> **PAGE TEXT**
═══
Thus the instrument of patronage was thought to have been manipulated to fashion Canadians into what it was desired they should be: inferior and disloyal. The satisfaction of patronage demands in the judiciary had also meant that confusion and even seeds of destruction had been introduced into national institutions, particularly into the Coutume de Paris. “Our property laws have fallen into oblivion so that we might have on the bench judges from [the government] party who knew nothing about them,” Bédard declared in the 1814 memorandum. For him, the result was that the old laws, rules of practice, and procedures had often been changed to make room for new laws not conforming to needs. Between one change and another the judicial system had been completely upset and the reign of the arbitrary had been permanently installed. The presence of judges in the House of Assembly and the Legislative and Executive councils had been but the logical consequence of these intrigues to enslave the Canadians.

According to Bédard, the universal pursuit of “place” by the English-speaking oligarchy also helped account for the impotence of the House of Assembly, the organ of the majority of the population that, by force of circumstances, had been relegated to an opposition role. In these conditions, it was not surprising that ethnic divisions had increasingly polarized the political commitment of individuals and groups. Bédard maintained in the 1814 memorandum that, before spreading through the population, nationalism had taken shape on the political scene: “The divisions in the House of Assembly become national, the English on one side forming the minority, with which the government is allied, and the Canadians on the other forming the majority, to which is attached the mass of the people; the heat of these national divisions passes from the House of Assembly to the people. The whole country is divided into two: the English government party on one side, the mass of the people on the other.”

Bédard’s thesis was designed to reveal the universal character of the offensive being waged by the English-speaking minority against the French Canadian nation and its institutions. This group’s efforts to reduce the House of Assembly to impotence was intended to imbue the majority of the assembly, and needless to say the nation it represented, with the “sense of its own degradation.” Bédard was even convinced that this strategy, dictated by racial hatred and the thirst for “place,” bore within it the Machiavellian scheme of engulfing the French Canadian population by prompting American immigration on a massive scale. As he explained it, colonial officials had an interest in so doing since they had cornered the crown lands close to the United States and wanted to have them worked by settlers from the other side of the border to “get rid of the Canadians”; it was already a known fact that the Canadians needed these lands to survive as an agricultural nation. On the matter of this immigration, which constituted a threat to the French-speaking population, Bédard commented: “Thus the English party is opposed to the Canadian party, precisely on the point that concerns its life and its existence as a people.”
═══
> **DATA**
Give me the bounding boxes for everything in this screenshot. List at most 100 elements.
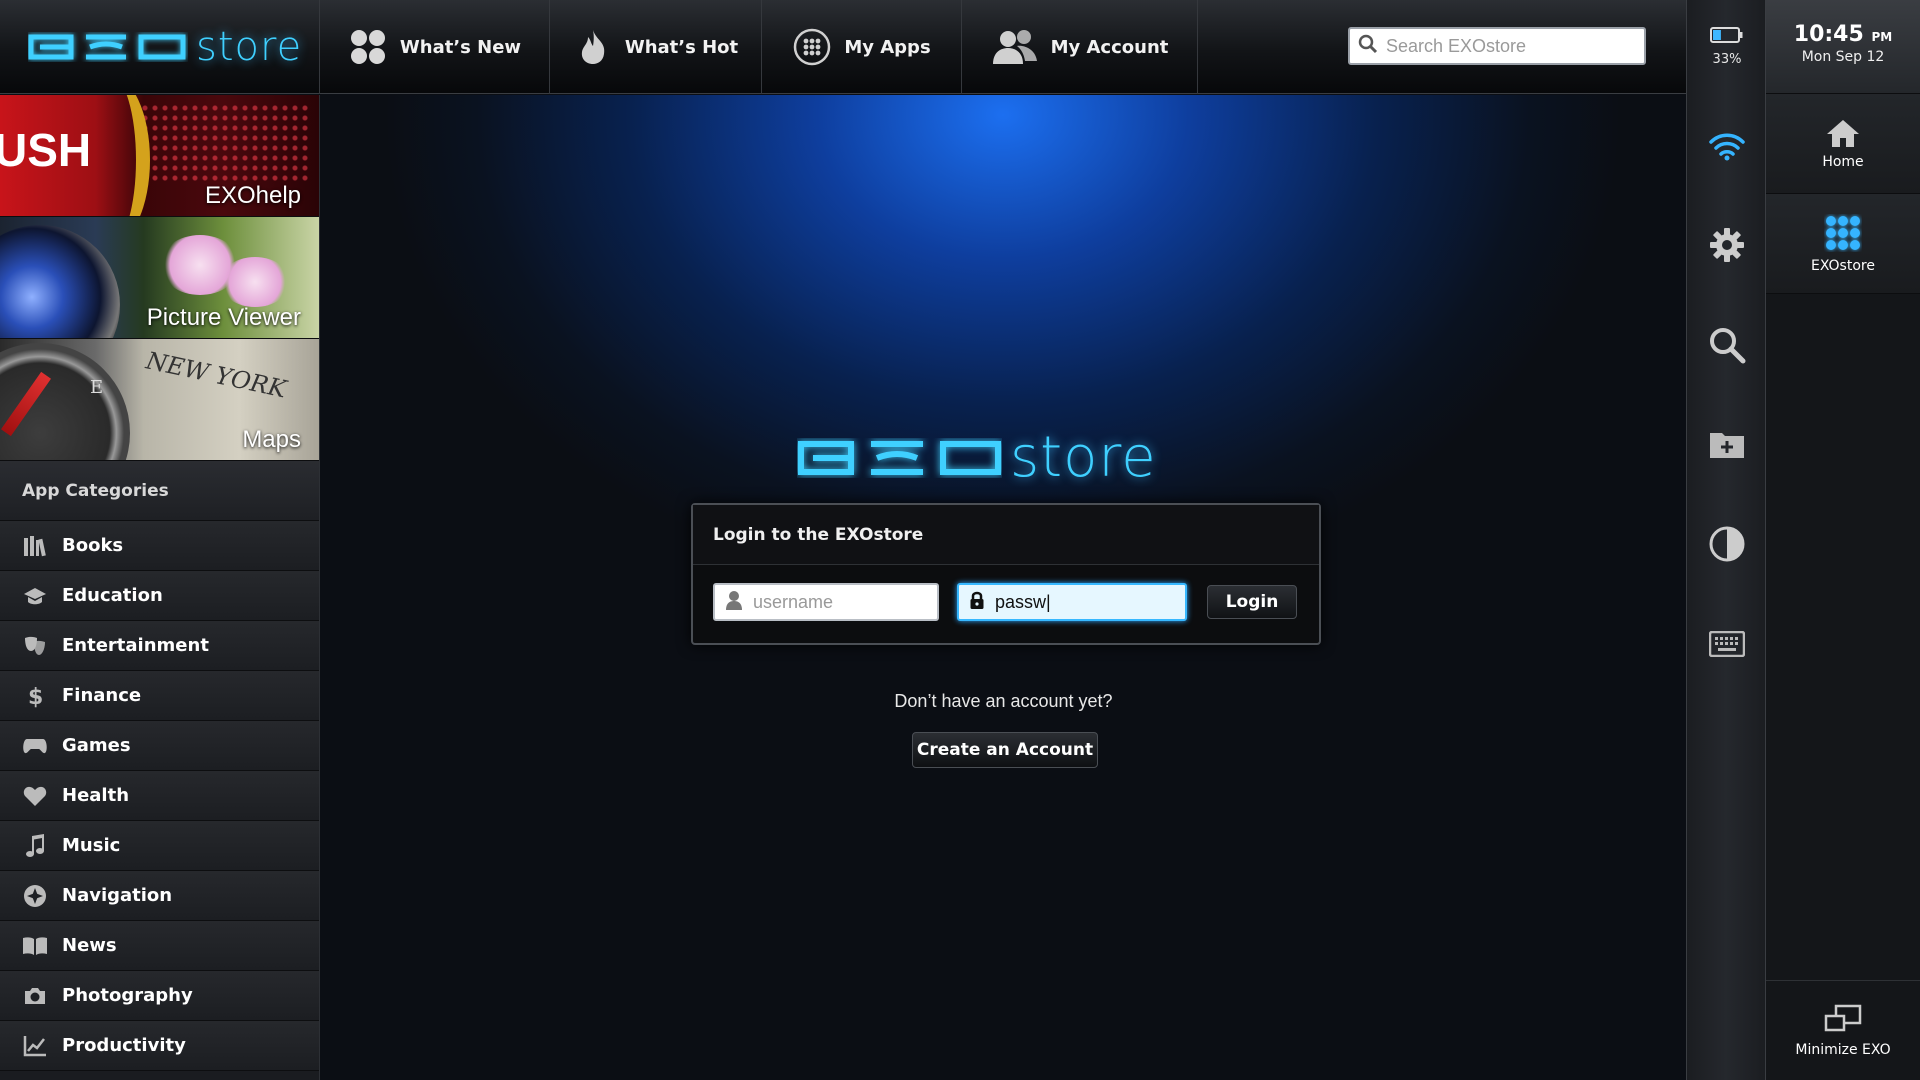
═══
> **WORK INSTRUCTIONS**
**a.** In the text on Bédard and the English-speaking oligarchy, translate this sentence into French: "Between one change and another the judicial system had been completely upset and the reign of the arbitrary had been permanently installed."
**b.** Resume the text on Bédard and the English-speaking oligarchy, writing one paragraph that follows its last sentence.

> **REPLIES**
**a.** D'un changement à l'autre, le système judiciaire avait été complètement bouleversé et le règne de l'arbitraire s'était installé de façon permanente.

**b.**
Because he was aware of the peril that Americans represented from a military, demographic, economic, and cultural point of view, and because he was convinced the British government was not an accomplice of the deceptive colonial oligarchy, Bédard attributed great importance to the protective role of Great Britain and its institutions. “So long as the country remains under the rule of Great Britain,” he asserted in the memorandum, the Canadians “do not have the same dangers to fear; they do not have to fear that a population hostile to their religion will emigrate from the domains of the mother country; they have hope that their population will always be the largest in the country, and that with a constitution such as the one the mother country has granted them they will have the means of preserving their religion and all that is dear to them, provided that the mother country is willing to let them enjoy this constitution without its being used to make them odious.” Finally, Bédard believed that Canadians, being attached to their country, and the London authorities had such similar interests that “engulfing the Canadian population by the American population would mean engulfing the mother country’s domination over [them], and the loss by the Canadians, as a nascent people, of their political life would also mean the loss of political life by the whole country, as a British colony.”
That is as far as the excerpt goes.